▶ WHAT YOU NEED TO DO: Please transcribe the listing below in full and word for word, without its pictures.

## begin PROVIDED RECORDS

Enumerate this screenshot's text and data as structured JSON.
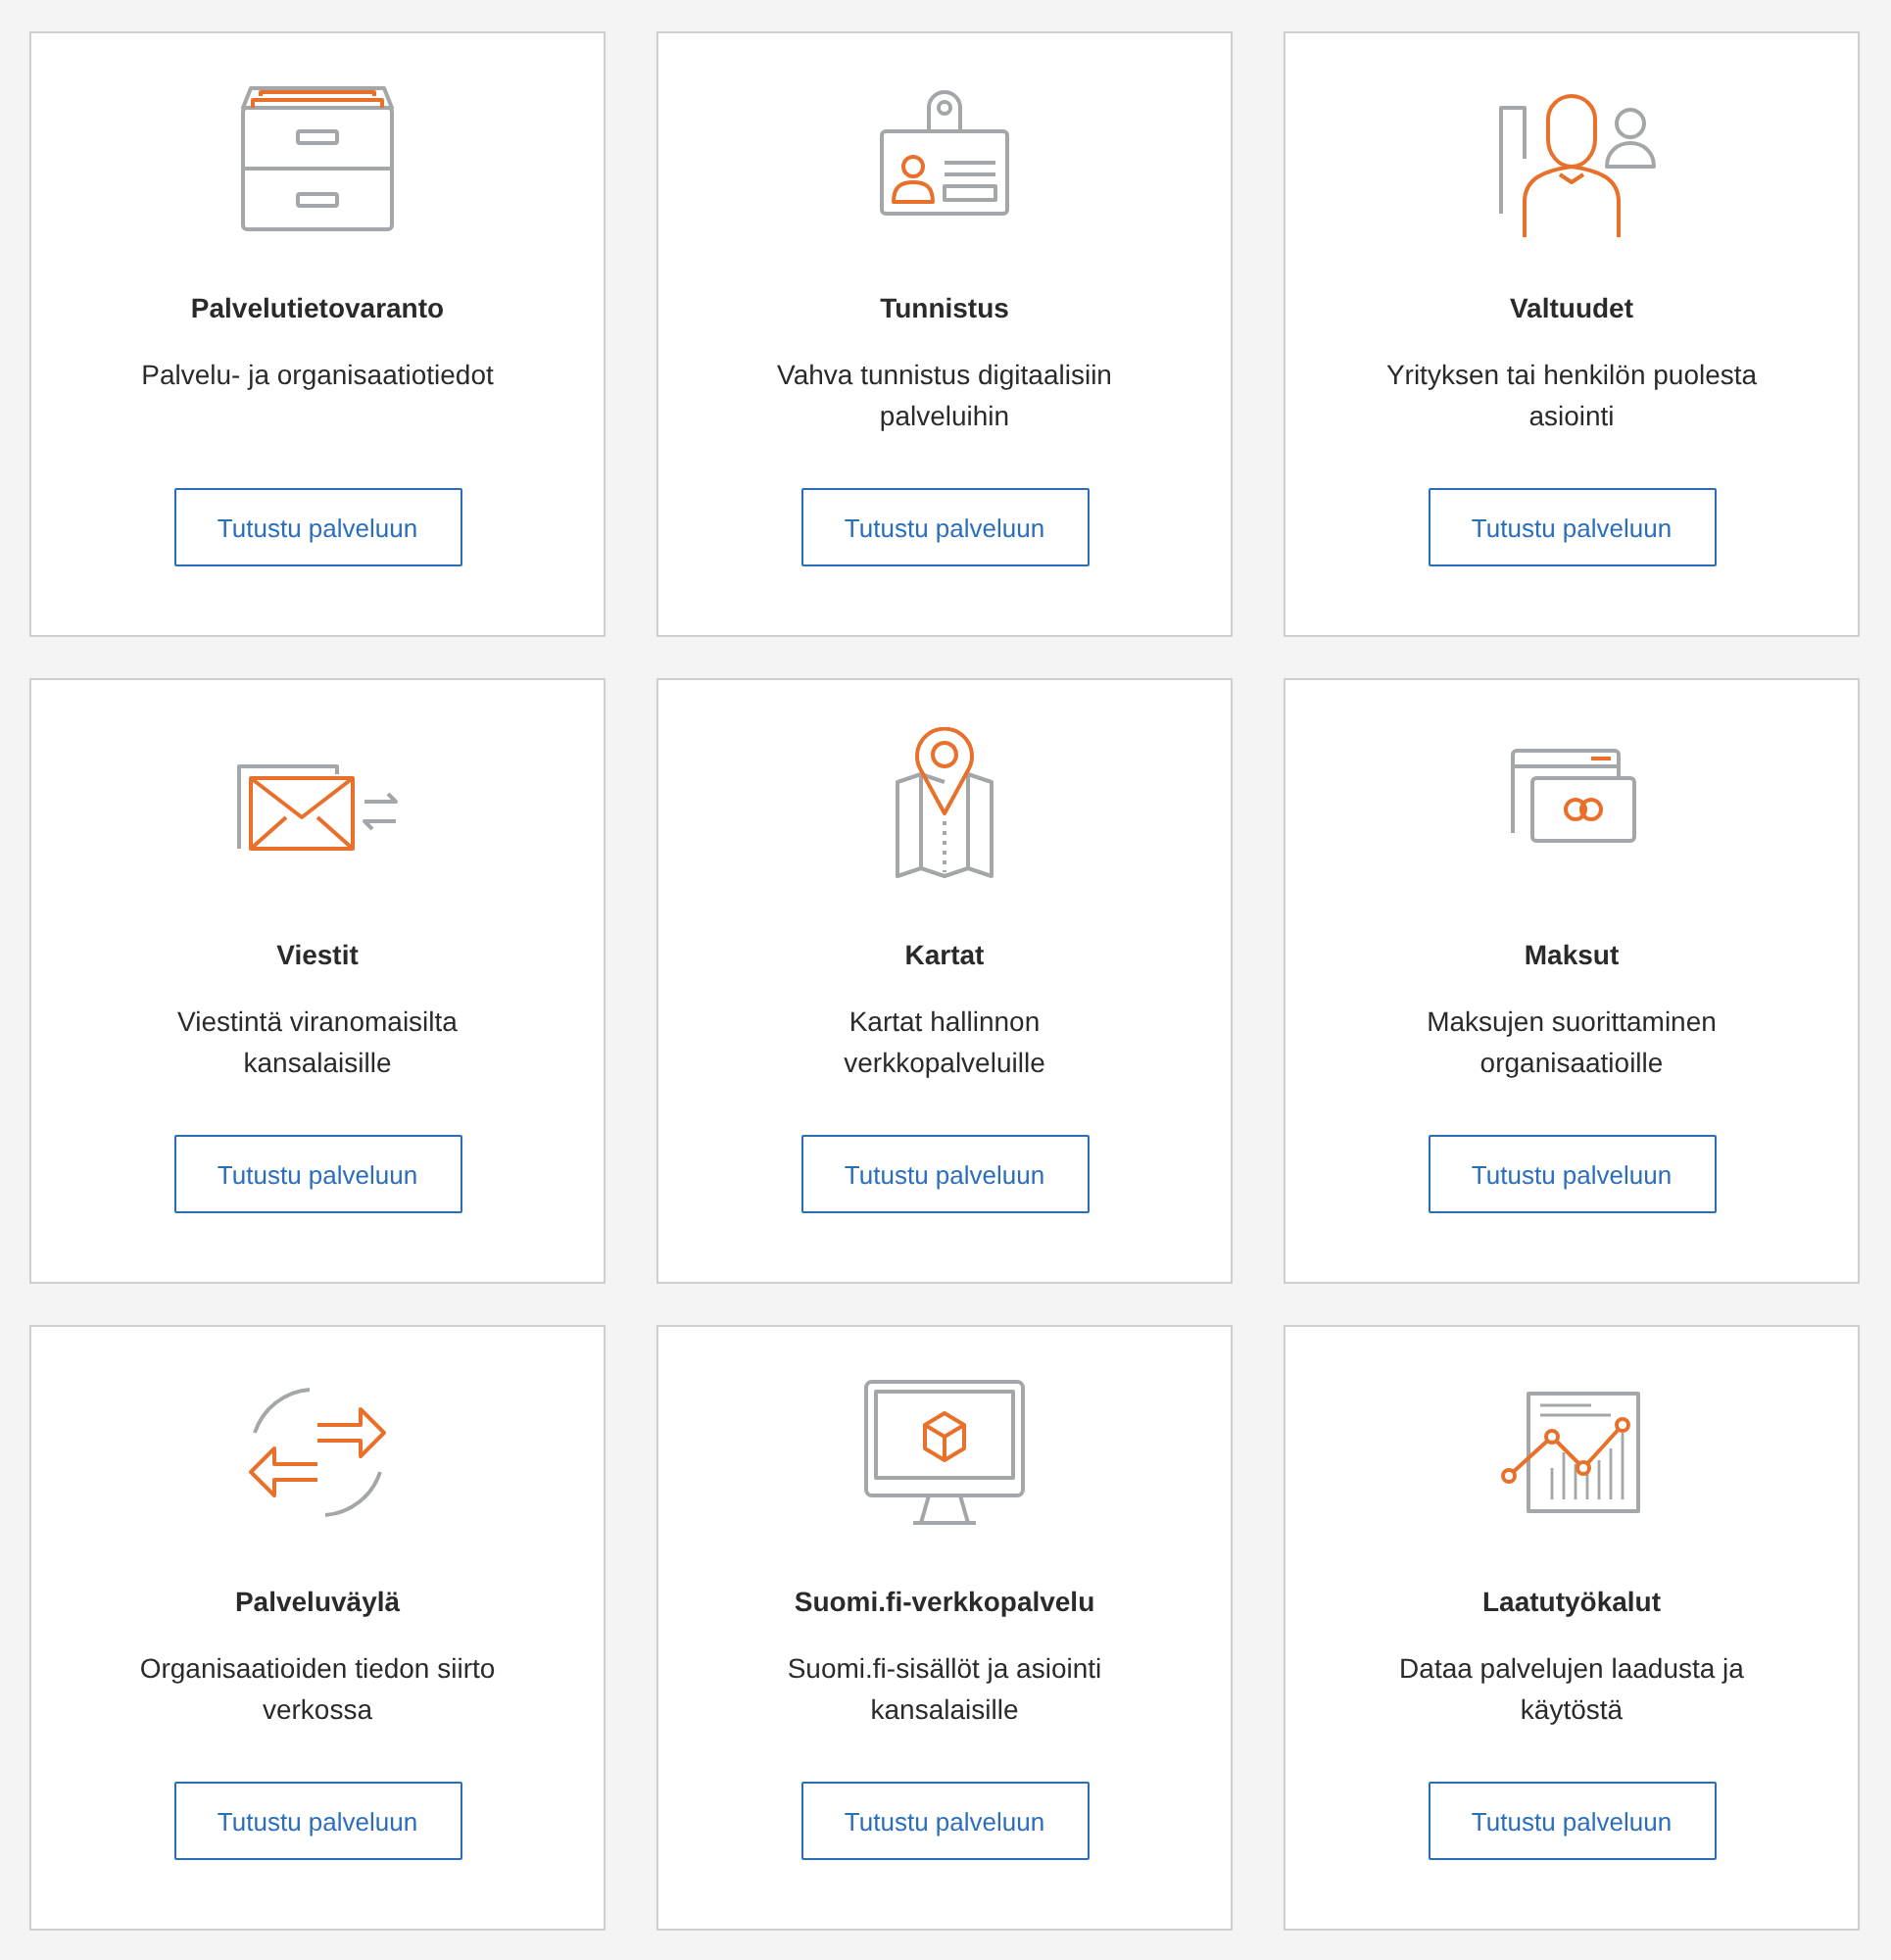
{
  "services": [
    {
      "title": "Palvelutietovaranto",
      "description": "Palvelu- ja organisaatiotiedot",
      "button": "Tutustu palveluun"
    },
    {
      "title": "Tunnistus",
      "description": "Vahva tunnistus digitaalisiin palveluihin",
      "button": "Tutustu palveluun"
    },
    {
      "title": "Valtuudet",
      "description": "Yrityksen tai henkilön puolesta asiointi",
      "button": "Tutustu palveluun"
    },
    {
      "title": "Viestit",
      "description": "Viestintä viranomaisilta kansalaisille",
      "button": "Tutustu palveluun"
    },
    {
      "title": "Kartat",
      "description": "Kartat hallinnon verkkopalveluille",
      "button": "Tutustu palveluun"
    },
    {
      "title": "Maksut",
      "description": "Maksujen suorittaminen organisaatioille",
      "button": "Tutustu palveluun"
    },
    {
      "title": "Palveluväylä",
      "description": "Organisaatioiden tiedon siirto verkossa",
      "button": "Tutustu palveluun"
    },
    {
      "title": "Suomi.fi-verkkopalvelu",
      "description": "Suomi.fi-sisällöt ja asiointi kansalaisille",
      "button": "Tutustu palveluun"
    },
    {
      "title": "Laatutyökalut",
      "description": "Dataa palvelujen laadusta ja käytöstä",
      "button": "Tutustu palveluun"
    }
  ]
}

## end PROVIDED RECORDS

▶ FINAL RESULT:
Enumerate this screenshot's text and data as structured JSON.
{
  "services": [
    {
      "title": "Palvelutietovaranto",
      "description": "Palvelu- ja organisaatiotiedot",
      "button": "Tutustu palveluun"
    },
    {
      "title": "Tunnistus",
      "description": "Vahva tunnistus digitaalisiin palveluihin",
      "button": "Tutustu palveluun"
    },
    {
      "title": "Valtuudet",
      "description": "Yrityksen tai henkilön puolesta asiointi",
      "button": "Tutustu palveluun"
    },
    {
      "title": "Viestit",
      "description": "Viestintä viranomaisilta kansalaisille",
      "button": "Tutustu palveluun"
    },
    {
      "title": "Kartat",
      "description": "Kartat hallinnon verkkopalveluille",
      "button": "Tutustu palveluun"
    },
    {
      "title": "Maksut",
      "description": "Maksujen suorittaminen organisaatioille",
      "button": "Tutustu palveluun"
    },
    {
      "title": "Palveluväylä",
      "description": "Organisaatioiden tiedon siirto verkossa",
      "button": "Tutustu palveluun"
    },
    {
      "title": "Suomi.fi-verkkopalvelu",
      "description": "Suomi.fi-sisällöt ja asiointi kansalaisille",
      "button": "Tutustu palveluun"
    },
    {
      "title": "Laatutyökalut",
      "description": "Dataa palvelujen laadusta ja käytöstä",
      "button": "Tutustu palveluun"
    }
  ]
}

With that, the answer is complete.